───── Available data

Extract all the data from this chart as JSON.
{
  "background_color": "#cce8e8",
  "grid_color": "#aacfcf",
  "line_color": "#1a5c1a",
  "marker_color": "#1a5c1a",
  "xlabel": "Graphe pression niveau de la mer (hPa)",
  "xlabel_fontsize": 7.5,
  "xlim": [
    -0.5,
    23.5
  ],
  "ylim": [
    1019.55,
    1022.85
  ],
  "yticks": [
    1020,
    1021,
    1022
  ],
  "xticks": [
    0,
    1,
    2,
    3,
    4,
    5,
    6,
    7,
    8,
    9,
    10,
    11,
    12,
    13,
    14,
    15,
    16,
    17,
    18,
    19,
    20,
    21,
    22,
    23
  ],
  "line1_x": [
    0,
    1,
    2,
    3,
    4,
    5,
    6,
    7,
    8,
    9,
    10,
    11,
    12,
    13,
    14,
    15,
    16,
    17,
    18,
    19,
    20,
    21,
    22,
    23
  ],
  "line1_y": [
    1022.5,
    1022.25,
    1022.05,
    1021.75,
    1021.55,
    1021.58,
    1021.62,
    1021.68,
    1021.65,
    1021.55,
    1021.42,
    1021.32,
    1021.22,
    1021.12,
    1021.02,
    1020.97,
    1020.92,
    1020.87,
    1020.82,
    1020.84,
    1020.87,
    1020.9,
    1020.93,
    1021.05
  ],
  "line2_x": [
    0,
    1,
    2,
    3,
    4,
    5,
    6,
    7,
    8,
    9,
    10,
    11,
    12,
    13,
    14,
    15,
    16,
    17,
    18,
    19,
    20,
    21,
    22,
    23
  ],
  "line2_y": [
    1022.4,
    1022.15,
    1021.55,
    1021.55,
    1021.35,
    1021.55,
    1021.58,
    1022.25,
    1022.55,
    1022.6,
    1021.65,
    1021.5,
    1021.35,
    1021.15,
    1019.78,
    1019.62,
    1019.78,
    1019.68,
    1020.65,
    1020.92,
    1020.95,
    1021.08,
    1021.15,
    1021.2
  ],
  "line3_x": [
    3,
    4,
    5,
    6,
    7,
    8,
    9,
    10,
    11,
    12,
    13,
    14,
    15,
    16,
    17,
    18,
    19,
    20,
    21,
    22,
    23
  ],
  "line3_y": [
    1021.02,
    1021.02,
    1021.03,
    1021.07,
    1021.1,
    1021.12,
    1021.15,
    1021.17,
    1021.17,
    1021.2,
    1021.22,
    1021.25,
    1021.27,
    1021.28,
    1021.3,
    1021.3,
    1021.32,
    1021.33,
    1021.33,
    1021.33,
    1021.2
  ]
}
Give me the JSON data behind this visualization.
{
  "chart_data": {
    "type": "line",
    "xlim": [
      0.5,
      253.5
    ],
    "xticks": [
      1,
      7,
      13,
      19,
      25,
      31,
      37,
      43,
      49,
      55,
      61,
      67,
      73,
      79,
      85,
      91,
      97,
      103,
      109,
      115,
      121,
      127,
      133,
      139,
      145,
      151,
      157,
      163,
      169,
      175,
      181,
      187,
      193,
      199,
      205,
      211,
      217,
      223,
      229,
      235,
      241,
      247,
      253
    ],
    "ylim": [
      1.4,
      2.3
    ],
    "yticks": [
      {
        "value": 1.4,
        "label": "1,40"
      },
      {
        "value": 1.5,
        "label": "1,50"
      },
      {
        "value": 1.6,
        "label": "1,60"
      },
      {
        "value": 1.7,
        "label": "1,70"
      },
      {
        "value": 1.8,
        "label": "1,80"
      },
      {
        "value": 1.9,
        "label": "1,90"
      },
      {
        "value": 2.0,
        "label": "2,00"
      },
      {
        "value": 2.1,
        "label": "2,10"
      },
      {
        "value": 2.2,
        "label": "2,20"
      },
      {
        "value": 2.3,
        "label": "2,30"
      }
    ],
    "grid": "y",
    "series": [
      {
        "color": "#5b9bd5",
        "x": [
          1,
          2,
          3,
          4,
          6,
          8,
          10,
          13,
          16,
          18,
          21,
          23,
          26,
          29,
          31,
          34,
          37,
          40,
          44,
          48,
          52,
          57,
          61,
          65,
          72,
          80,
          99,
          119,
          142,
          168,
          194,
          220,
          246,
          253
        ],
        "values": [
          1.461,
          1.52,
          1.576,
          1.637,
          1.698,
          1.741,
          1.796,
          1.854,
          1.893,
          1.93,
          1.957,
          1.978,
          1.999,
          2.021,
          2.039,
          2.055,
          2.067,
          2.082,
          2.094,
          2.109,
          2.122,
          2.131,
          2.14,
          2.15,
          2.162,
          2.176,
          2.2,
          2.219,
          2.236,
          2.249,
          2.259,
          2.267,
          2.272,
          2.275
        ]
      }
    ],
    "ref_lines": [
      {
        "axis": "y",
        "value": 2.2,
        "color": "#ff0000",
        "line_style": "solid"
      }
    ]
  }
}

──────────

Work to be completed: All of the entries need to be reproduced exactly; please write them out.

Exercise result:
Extract all the data from this chart as JSON.
{
  "background_color": "#cce8e8",
  "grid_color": "#aacfcf",
  "line_color": "#1a5c1a",
  "marker_color": "#1a5c1a",
  "xlabel": "Graphe pression niveau de la mer (hPa)",
  "xlabel_fontsize": 7.5,
  "xlim": [
    -0.5,
    23.5
  ],
  "ylim": [
    1019.55,
    1022.85
  ],
  "yticks": [
    1020,
    1021,
    1022
  ],
  "xticks": [
    0,
    1,
    2,
    3,
    4,
    5,
    6,
    7,
    8,
    9,
    10,
    11,
    12,
    13,
    14,
    15,
    16,
    17,
    18,
    19,
    20,
    21,
    22,
    23
  ],
  "line1_x": [
    0,
    1,
    2,
    3,
    4,
    5,
    6,
    7,
    8,
    9,
    10,
    11,
    12,
    13,
    14,
    15,
    16,
    17,
    18,
    19,
    20,
    21,
    22,
    23
  ],
  "line1_y": [
    1022.5,
    1022.25,
    1022.05,
    1021.75,
    1021.55,
    1021.58,
    1021.62,
    1021.68,
    1021.65,
    1021.55,
    1021.42,
    1021.32,
    1021.22,
    1021.12,
    1021.02,
    1020.97,
    1020.92,
    1020.87,
    1020.82,
    1020.84,
    1020.87,
    1020.9,
    1020.93,
    1021.05
  ],
  "line2_x": [
    0,
    1,
    2,
    3,
    4,
    5,
    6,
    7,
    8,
    9,
    10,
    11,
    12,
    13,
    14,
    15,
    16,
    17,
    18,
    19,
    20,
    21,
    22,
    23
  ],
  "line2_y": [
    1022.4,
    1022.15,
    1021.55,
    1021.55,
    1021.35,
    1021.55,
    1021.58,
    1022.25,
    1022.55,
    1022.6,
    1021.65,
    1021.5,
    1021.35,
    1021.15,
    1019.78,
    1019.62,
    1019.78,
    1019.68,
    1020.65,
    1020.92,
    1020.95,
    1021.08,
    1021.15,
    1021.2
  ],
  "line3_x": [
    3,
    4,
    5,
    6,
    7,
    8,
    9,
    10,
    11,
    12,
    13,
    14,
    15,
    16,
    17,
    18,
    19,
    20,
    21,
    22,
    23
  ],
  "line3_y": [
    1021.02,
    1021.02,
    1021.03,
    1021.07,
    1021.1,
    1021.12,
    1021.15,
    1021.17,
    1021.17,
    1021.2,
    1021.22,
    1021.25,
    1021.27,
    1021.28,
    1021.3,
    1021.3,
    1021.32,
    1021.33,
    1021.33,
    1021.33,
    1021.2
  ]
}
Give me the JSON data behind this visualization.
{
  "chart_data": {
    "type": "line",
    "xlim": [
      0.5,
      253.5
    ],
    "xticks": [
      1,
      7,
      13,
      19,
      25,
      31,
      37,
      43,
      49,
      55,
      61,
      67,
      73,
      79,
      85,
      91,
      97,
      103,
      109,
      115,
      121,
      127,
      133,
      139,
      145,
      151,
      157,
      163,
      169,
      175,
      181,
      187,
      193,
      199,
      205,
      211,
      217,
      223,
      229,
      235,
      241,
      247,
      253
    ],
    "ylim": [
      1.4,
      2.3
    ],
    "yticks": [
      {
        "value": 1.4,
        "label": "1,40"
      },
      {
        "value": 1.5,
        "label": "1,50"
      },
      {
        "value": 1.6,
        "label": "1,60"
      },
      {
        "value": 1.7,
        "label": "1,70"
      },
      {
        "value": 1.8,
        "label": "1,80"
      },
      {
        "value": 1.9,
        "label": "1,90"
      },
      {
        "value": 2.0,
        "label": "2,00"
      },
      {
        "value": 2.1,
        "label": "2,10"
      },
      {
        "value": 2.2,
        "label": "2,20"
      },
      {
        "value": 2.3,
        "label": "2,30"
      }
    ],
    "grid": "y",
    "series": [
      {
        "color": "#5b9bd5",
        "x": [
          1,
          2,
          3,
          4,
          6,
          8,
          10,
          13,
          16,
          18,
          21,
          23,
          26,
          29,
          31,
          34,
          37,
          40,
          44,
          48,
          52,
          57,
          61,
          65,
          72,
          80,
          99,
          119,
          142,
          168,
          194,
          220,
          246,
          253
        ],
        "values": [
          1.461,
          1.52,
          1.576,
          1.637,
          1.698,
          1.741,
          1.796,
          1.854,
          1.893,
          1.93,
          1.957,
          1.978,
          1.999,
          2.021,
          2.039,
          2.055,
          2.067,
          2.082,
          2.094,
          2.109,
          2.122,
          2.131,
          2.14,
          2.15,
          2.162,
          2.176,
          2.2,
          2.219,
          2.236,
          2.249,
          2.259,
          2.267,
          2.272,
          2.275
        ]
      }
    ],
    "ref_lines": [
      {
        "axis": "y",
        "value": 2.2,
        "color": "#ff0000",
        "line_style": "solid"
      }
    ]
  }
}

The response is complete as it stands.